- _Aim of the exercise_: Across the material below, how many lines contain the word "сборов"? Give only the number.

Data items
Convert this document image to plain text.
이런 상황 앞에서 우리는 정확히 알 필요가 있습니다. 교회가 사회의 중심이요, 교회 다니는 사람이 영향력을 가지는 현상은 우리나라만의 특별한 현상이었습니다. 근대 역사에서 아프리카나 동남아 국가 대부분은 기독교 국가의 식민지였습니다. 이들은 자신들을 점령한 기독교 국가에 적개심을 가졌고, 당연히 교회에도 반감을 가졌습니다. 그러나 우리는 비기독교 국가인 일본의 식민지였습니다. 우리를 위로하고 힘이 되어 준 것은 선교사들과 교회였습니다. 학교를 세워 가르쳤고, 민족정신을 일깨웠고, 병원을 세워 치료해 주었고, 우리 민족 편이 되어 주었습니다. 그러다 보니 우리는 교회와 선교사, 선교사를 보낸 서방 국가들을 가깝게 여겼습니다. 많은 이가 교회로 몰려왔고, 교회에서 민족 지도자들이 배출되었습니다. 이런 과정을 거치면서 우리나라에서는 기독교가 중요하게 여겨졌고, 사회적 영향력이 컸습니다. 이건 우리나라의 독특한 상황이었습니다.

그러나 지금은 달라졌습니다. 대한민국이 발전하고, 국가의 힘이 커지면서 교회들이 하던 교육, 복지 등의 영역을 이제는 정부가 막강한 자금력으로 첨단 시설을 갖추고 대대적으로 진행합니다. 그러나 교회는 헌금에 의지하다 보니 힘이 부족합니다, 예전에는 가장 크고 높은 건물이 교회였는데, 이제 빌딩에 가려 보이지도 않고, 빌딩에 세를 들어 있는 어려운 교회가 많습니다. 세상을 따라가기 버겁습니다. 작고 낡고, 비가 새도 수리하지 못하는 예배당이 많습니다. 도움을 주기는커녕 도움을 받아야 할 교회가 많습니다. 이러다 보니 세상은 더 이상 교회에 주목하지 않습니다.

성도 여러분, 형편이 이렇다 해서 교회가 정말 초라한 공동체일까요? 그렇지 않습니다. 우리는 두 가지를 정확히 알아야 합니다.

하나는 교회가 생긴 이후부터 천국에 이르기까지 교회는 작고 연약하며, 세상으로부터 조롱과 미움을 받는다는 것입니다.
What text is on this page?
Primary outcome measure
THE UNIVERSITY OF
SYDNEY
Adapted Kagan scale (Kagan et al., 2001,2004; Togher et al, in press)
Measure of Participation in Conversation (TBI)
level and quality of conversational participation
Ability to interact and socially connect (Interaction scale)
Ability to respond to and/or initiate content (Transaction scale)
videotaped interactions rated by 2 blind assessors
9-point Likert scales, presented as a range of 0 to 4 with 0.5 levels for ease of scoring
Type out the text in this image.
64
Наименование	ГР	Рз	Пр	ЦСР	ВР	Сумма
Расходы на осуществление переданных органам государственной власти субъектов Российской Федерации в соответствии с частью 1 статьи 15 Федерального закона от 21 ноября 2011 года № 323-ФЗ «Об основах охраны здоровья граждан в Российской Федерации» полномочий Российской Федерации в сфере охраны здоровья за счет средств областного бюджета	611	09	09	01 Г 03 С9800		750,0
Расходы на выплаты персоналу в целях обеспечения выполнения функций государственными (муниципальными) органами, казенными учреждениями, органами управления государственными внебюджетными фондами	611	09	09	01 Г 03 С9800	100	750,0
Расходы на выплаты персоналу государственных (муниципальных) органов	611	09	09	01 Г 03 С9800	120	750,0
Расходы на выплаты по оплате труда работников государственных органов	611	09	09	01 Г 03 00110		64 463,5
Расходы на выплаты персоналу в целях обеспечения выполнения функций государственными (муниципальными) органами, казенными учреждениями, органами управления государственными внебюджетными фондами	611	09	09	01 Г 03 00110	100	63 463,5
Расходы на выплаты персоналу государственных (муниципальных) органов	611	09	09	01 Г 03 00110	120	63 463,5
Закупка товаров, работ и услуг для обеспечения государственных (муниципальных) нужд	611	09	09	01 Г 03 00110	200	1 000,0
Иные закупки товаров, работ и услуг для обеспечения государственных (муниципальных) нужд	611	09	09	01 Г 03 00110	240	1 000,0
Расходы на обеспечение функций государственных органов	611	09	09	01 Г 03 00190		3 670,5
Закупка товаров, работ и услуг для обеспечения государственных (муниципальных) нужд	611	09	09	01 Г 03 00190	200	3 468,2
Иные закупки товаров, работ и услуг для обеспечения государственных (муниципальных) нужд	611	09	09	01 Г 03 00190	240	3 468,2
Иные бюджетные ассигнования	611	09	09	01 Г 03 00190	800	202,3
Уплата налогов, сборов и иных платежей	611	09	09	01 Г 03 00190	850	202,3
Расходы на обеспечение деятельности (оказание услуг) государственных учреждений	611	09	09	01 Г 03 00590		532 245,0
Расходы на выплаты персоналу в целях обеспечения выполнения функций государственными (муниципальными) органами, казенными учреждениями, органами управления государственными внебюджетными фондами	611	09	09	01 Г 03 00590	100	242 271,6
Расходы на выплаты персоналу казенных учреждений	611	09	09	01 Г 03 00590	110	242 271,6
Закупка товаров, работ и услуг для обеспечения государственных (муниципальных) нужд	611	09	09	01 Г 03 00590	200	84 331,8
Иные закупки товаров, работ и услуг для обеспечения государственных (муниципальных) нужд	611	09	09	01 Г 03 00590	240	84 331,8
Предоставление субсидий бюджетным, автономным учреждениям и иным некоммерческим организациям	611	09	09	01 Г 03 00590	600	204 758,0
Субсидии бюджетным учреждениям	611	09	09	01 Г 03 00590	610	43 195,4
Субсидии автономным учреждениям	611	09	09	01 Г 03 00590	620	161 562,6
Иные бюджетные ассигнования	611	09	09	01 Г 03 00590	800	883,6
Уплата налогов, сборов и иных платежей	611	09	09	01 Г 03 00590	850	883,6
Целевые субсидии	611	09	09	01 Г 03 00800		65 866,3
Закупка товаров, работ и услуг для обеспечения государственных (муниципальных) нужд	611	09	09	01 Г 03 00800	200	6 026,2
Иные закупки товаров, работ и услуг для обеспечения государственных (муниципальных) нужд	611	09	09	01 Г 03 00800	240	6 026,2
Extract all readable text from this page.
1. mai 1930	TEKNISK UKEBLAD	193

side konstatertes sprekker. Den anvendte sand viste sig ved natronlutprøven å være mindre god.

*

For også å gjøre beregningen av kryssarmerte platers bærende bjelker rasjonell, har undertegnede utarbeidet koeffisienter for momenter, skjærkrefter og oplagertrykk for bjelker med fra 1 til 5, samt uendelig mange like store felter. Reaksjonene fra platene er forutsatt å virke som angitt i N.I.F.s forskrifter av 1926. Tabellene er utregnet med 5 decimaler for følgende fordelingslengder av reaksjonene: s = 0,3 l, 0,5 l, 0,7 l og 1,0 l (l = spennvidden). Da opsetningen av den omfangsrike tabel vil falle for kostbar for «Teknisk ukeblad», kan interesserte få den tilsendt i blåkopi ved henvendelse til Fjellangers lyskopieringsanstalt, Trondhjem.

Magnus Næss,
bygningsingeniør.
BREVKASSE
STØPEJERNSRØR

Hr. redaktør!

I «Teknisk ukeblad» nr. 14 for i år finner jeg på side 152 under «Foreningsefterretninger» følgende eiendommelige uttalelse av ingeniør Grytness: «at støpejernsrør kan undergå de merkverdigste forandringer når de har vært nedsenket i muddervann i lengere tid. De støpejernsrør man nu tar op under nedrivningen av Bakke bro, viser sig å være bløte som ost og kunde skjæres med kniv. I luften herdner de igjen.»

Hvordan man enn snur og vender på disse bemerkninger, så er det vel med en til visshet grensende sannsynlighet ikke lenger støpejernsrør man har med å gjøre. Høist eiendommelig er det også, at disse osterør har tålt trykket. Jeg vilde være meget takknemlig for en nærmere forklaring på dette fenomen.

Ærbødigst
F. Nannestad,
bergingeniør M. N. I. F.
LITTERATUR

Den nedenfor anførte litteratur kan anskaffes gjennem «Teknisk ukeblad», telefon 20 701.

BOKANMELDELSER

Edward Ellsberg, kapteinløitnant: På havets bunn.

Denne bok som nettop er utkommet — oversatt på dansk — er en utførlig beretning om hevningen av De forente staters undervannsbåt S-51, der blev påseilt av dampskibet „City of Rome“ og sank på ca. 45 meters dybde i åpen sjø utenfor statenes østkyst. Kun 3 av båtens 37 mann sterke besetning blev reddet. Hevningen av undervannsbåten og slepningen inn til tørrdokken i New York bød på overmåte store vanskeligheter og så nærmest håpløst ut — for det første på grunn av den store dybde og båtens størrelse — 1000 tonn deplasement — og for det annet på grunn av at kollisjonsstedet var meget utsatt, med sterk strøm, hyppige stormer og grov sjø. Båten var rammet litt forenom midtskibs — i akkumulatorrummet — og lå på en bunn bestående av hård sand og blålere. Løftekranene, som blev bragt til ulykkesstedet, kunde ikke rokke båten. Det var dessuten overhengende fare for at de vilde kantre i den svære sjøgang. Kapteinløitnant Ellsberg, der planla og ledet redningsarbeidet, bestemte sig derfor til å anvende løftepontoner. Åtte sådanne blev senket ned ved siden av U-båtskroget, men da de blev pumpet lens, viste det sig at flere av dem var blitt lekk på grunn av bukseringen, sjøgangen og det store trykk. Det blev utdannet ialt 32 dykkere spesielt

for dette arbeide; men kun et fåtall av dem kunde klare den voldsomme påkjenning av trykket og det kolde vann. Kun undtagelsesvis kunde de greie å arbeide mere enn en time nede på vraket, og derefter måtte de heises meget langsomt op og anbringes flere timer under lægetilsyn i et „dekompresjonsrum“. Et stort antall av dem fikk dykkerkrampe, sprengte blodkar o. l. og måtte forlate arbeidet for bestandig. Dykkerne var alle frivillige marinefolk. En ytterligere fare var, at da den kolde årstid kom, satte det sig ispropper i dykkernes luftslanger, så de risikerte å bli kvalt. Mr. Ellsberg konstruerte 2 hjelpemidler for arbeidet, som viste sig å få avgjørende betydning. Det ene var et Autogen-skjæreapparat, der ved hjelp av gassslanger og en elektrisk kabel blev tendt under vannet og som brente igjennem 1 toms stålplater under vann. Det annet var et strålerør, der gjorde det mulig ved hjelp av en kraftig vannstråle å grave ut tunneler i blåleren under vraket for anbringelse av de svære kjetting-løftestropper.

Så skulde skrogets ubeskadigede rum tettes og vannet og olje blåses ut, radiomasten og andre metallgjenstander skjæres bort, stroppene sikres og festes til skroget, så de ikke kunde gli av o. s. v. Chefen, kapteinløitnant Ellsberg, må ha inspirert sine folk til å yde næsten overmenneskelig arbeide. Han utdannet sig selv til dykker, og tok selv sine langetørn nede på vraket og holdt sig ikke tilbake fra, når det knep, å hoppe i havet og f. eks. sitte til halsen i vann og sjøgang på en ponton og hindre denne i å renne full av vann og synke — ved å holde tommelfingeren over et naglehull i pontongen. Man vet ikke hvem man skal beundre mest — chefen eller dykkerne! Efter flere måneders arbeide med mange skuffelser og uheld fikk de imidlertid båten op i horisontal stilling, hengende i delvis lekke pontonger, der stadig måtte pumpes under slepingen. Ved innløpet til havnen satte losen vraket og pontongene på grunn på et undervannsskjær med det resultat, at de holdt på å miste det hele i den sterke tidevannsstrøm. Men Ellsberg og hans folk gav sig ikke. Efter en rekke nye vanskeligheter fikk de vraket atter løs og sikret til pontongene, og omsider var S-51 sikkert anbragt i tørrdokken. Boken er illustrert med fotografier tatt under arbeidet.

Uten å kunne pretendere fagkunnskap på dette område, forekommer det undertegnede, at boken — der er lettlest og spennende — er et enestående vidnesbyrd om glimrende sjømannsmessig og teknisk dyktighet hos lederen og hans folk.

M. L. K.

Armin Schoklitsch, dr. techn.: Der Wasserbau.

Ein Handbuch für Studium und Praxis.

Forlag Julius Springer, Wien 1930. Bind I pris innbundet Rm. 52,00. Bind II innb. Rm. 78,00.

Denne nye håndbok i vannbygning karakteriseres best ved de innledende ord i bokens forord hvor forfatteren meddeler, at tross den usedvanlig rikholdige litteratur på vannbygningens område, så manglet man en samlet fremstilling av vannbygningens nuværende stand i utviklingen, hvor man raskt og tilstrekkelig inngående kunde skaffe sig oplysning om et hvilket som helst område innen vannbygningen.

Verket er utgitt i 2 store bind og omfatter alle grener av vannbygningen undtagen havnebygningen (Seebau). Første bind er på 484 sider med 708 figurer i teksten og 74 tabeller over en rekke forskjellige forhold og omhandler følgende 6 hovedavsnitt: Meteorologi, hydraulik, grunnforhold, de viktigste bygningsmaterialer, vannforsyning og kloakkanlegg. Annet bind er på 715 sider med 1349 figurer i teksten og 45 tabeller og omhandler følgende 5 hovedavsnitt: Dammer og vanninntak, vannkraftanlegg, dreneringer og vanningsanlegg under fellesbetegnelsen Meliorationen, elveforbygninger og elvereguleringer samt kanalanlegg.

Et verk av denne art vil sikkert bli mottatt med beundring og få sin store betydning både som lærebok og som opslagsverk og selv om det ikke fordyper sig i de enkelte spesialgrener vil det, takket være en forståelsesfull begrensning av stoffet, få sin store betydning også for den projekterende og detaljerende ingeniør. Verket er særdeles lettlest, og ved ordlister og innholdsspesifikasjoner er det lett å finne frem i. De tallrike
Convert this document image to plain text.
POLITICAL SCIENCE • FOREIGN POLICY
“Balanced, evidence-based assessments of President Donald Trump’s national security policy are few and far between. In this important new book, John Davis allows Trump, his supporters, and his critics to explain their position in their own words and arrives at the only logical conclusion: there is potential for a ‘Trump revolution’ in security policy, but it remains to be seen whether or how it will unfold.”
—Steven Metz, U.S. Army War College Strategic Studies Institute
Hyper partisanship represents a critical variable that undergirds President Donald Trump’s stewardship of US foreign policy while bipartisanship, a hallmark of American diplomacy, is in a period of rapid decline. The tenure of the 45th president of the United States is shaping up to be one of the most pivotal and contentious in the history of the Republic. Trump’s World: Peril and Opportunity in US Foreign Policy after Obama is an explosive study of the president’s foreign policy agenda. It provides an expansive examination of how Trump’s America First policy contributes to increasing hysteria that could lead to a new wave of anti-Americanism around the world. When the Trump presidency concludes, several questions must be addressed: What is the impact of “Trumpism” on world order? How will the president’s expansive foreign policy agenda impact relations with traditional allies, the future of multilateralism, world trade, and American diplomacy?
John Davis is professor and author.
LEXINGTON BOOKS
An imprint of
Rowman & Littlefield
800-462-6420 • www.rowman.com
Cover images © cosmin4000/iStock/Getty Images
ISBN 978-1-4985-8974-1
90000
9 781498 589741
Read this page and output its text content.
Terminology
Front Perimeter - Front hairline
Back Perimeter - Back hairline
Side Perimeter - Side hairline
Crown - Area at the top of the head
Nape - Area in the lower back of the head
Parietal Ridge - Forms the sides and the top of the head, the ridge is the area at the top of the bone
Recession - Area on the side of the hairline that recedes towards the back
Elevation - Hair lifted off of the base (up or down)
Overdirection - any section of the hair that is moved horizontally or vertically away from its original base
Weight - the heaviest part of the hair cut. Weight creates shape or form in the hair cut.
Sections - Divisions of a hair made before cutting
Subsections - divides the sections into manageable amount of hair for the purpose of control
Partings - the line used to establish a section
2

- _Answer to the task_: 2